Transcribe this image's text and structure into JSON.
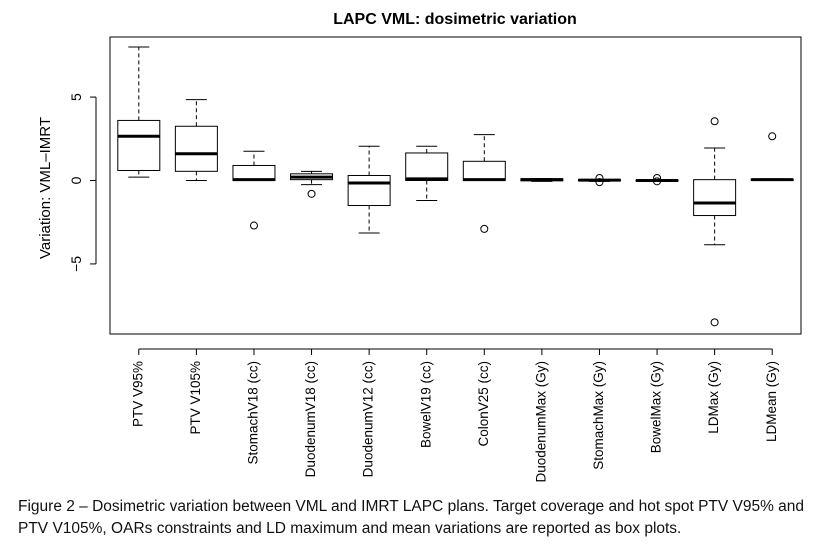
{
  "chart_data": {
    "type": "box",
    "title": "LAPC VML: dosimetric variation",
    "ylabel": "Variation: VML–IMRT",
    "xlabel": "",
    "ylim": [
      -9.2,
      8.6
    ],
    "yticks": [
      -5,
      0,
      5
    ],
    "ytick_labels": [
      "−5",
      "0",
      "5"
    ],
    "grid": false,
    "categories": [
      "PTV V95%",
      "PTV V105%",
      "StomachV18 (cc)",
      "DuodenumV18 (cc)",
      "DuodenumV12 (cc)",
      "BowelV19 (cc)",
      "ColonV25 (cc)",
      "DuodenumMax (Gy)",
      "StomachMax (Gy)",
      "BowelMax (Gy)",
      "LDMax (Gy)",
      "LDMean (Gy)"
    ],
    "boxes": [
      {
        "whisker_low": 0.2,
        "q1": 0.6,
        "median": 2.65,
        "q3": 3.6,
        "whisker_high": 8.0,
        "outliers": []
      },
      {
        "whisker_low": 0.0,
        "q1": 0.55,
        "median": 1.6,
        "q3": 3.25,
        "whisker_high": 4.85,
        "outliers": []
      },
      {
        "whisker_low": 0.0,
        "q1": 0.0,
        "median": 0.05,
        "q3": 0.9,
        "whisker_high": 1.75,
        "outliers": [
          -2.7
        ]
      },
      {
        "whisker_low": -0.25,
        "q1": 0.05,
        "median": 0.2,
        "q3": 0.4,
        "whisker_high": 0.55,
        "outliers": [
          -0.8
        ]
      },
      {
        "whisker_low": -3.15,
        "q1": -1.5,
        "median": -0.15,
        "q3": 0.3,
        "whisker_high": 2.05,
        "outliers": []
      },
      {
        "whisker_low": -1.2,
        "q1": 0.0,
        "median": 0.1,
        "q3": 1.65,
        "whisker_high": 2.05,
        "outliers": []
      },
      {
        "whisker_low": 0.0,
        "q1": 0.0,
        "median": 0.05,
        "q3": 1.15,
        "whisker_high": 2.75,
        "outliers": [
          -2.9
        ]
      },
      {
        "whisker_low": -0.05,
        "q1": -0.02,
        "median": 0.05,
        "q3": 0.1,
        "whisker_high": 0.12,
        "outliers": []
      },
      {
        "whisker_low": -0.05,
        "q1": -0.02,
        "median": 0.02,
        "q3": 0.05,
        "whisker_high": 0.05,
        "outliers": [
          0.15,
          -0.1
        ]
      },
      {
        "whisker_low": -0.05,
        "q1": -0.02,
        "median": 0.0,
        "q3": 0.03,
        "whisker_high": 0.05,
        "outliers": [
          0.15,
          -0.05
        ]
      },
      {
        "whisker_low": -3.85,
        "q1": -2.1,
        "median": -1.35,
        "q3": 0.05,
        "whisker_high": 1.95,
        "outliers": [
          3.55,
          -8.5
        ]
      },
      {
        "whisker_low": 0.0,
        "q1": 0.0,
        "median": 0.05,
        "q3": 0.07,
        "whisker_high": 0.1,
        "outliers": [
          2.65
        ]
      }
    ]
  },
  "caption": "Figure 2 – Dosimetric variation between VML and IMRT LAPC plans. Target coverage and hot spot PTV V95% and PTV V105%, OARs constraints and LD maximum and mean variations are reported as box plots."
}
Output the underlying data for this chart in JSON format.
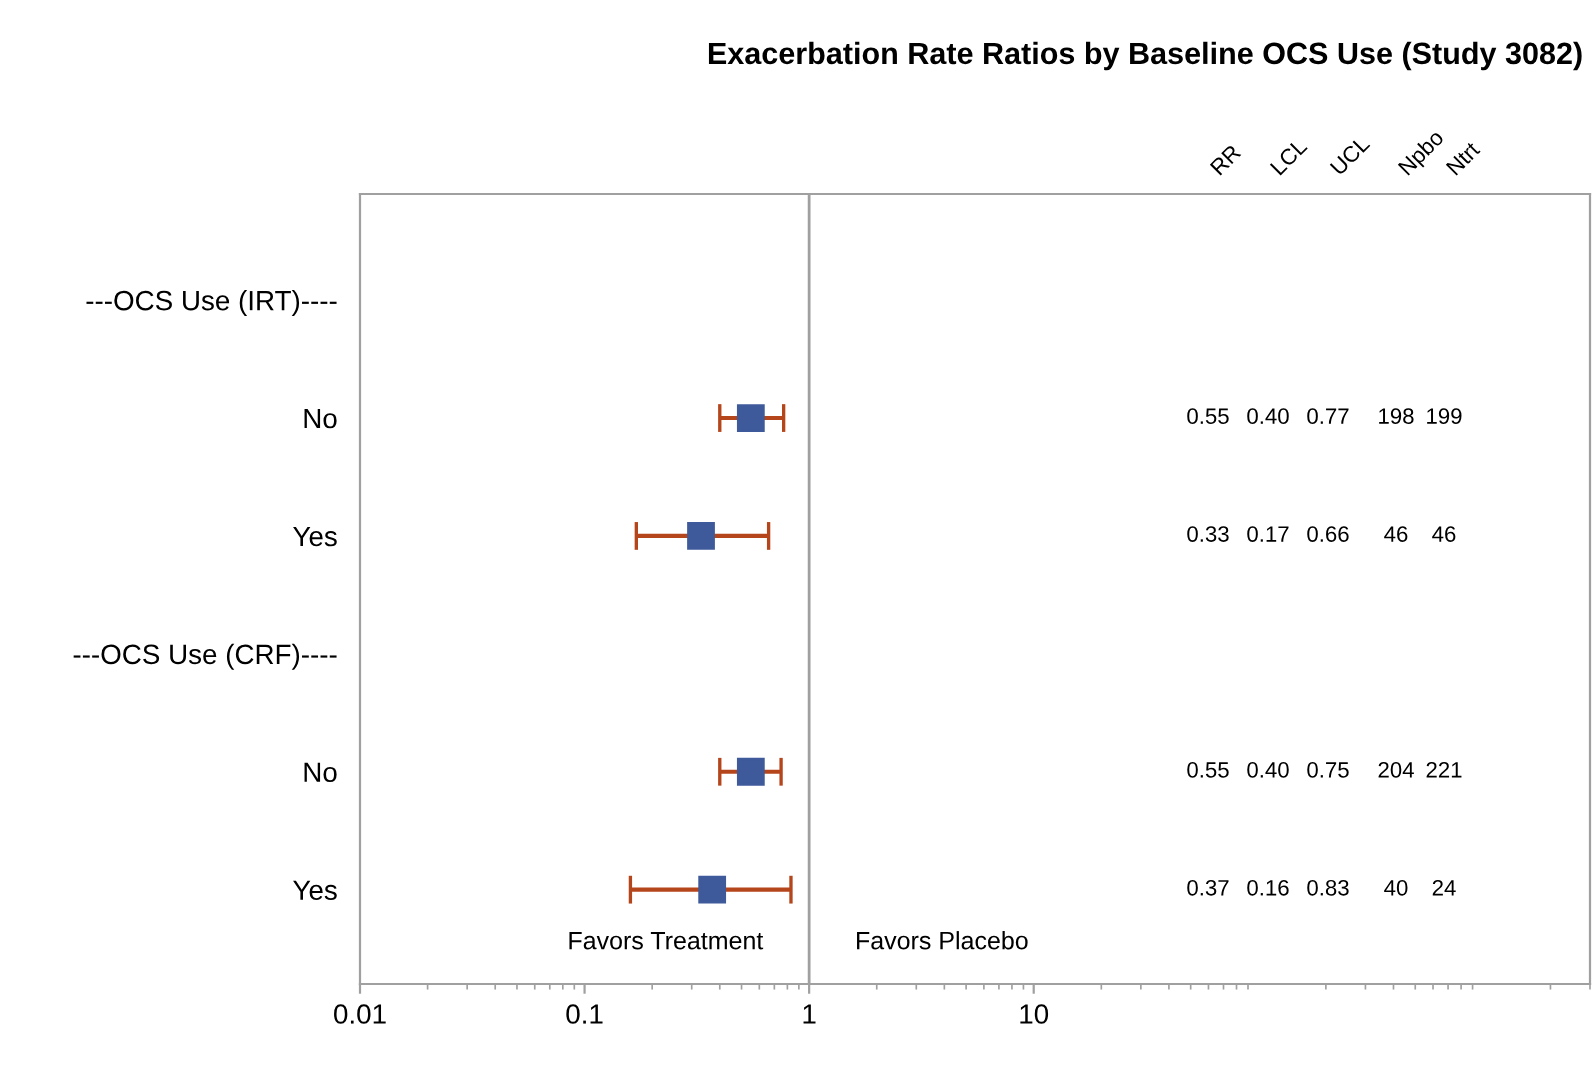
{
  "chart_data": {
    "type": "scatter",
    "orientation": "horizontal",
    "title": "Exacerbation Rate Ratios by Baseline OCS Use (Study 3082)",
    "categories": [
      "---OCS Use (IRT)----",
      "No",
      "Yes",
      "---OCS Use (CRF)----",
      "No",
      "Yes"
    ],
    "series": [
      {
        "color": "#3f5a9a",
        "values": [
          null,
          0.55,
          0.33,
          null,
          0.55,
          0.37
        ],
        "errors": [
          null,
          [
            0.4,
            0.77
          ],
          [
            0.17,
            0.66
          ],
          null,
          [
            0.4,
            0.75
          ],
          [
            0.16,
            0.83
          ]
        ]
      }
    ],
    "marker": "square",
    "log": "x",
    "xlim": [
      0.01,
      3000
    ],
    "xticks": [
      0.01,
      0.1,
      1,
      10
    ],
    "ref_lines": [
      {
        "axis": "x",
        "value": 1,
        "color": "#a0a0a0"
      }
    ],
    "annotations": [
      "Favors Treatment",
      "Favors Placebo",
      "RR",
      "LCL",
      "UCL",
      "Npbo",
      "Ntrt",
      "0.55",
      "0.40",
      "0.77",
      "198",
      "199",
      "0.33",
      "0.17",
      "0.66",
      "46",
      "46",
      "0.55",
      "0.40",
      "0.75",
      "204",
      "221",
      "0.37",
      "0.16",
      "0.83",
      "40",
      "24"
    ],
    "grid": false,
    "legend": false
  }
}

§ EXERCISE DETAILS
Quote the data above in full, leaving out the pictures it holds.

§ FINAL RESULT
Transcribe this image's text and structure into JSON.
{
  "chart_data": {
    "type": "box",
    "title": "LAPC VML: dosimetric variation",
    "ylabel": "Variation: VML–IMRT",
    "xlabel": "",
    "ylim": [
      -9.2,
      8.6
    ],
    "yticks": [
      -5,
      0,
      5
    ],
    "ytick_labels": [
      "−5",
      "0",
      "5"
    ],
    "grid": false,
    "categories": [
      "PTV V95%",
      "PTV V105%",
      "StomachV18 (cc)",
      "DuodenumV18 (cc)",
      "DuodenumV12 (cc)",
      "BowelV19 (cc)",
      "ColonV25 (cc)",
      "DuodenumMax (Gy)",
      "StomachMax (Gy)",
      "BowelMax (Gy)",
      "LDMax (Gy)",
      "LDMean (Gy)"
    ],
    "boxes": [
      {
        "whisker_low": 0.2,
        "q1": 0.6,
        "median": 2.65,
        "q3": 3.6,
        "whisker_high": 8.0,
        "outliers": []
      },
      {
        "whisker_low": 0.0,
        "q1": 0.55,
        "median": 1.6,
        "q3": 3.25,
        "whisker_high": 4.85,
        "outliers": []
      },
      {
        "whisker_low": 0.0,
        "q1": 0.0,
        "median": 0.05,
        "q3": 0.9,
        "whisker_high": 1.75,
        "outliers": [
          -2.7
        ]
      },
      {
        "whisker_low": -0.25,
        "q1": 0.05,
        "median": 0.2,
        "q3": 0.4,
        "whisker_high": 0.55,
        "outliers": [
          -0.8
        ]
      },
      {
        "whisker_low": -3.15,
        "q1": -1.5,
        "median": -0.15,
        "q3": 0.3,
        "whisker_high": 2.05,
        "outliers": []
      },
      {
        "whisker_low": -1.2,
        "q1": 0.0,
        "median": 0.1,
        "q3": 1.65,
        "whisker_high": 2.05,
        "outliers": []
      },
      {
        "whisker_low": 0.0,
        "q1": 0.0,
        "median": 0.05,
        "q3": 1.15,
        "whisker_high": 2.75,
        "outliers": [
          -2.9
        ]
      },
      {
        "whisker_low": -0.05,
        "q1": -0.02,
        "median": 0.05,
        "q3": 0.1,
        "whisker_high": 0.12,
        "outliers": []
      },
      {
        "whisker_low": -0.05,
        "q1": -0.02,
        "median": 0.02,
        "q3": 0.05,
        "whisker_high": 0.05,
        "outliers": [
          0.15,
          -0.1
        ]
      },
      {
        "whisker_low": -0.05,
        "q1": -0.02,
        "median": 0.0,
        "q3": 0.03,
        "whisker_high": 0.05,
        "outliers": [
          0.15,
          -0.05
        ]
      },
      {
        "whisker_low": -3.85,
        "q1": -2.1,
        "median": -1.35,
        "q3": 0.05,
        "whisker_high": 1.95,
        "outliers": [
          3.55,
          -8.5
        ]
      },
      {
        "whisker_low": 0.0,
        "q1": 0.0,
        "median": 0.05,
        "q3": 0.07,
        "whisker_high": 0.1,
        "outliers": [
          2.65
        ]
      }
    ]
  },
  "caption": "Figure 2 – Dosimetric variation between VML and IMRT LAPC plans. Target coverage and hot spot PTV V95% and PTV V105%, OARs constraints and LD maximum and mean variations are reported as box plots."
}
Output the underlying data for this chart in JSON format.
{
  "chart_data": {
    "type": "scatter",
    "orientation": "horizontal",
    "title": "Exacerbation Rate Ratios by Baseline OCS Use (Study 3082)",
    "categories": [
      "---OCS Use (IRT)----",
      "No",
      "Yes",
      "---OCS Use (CRF)----",
      "No",
      "Yes"
    ],
    "series": [
      {
        "color": "#3f5a9a",
        "values": [
          null,
          0.55,
          0.33,
          null,
          0.55,
          0.37
        ],
        "errors": [
          null,
          [
            0.4,
            0.77
          ],
          [
            0.17,
            0.66
          ],
          null,
          [
            0.4,
            0.75
          ],
          [
            0.16,
            0.83
          ]
        ]
      }
    ],
    "marker": "square",
    "log": "x",
    "xlim": [
      0.01,
      3000
    ],
    "xticks": [
      0.01,
      0.1,
      1,
      10
    ],
    "ref_lines": [
      {
        "axis": "x",
        "value": 1,
        "color": "#a0a0a0"
      }
    ],
    "annotations": [
      "Favors Treatment",
      "Favors Placebo",
      "RR",
      "LCL",
      "UCL",
      "Npbo",
      "Ntrt",
      "0.55",
      "0.40",
      "0.77",
      "198",
      "199",
      "0.33",
      "0.17",
      "0.66",
      "46",
      "46",
      "0.55",
      "0.40",
      "0.75",
      "204",
      "221",
      "0.37",
      "0.16",
      "0.83",
      "40",
      "24"
    ],
    "grid": false,
    "legend": false
  }
}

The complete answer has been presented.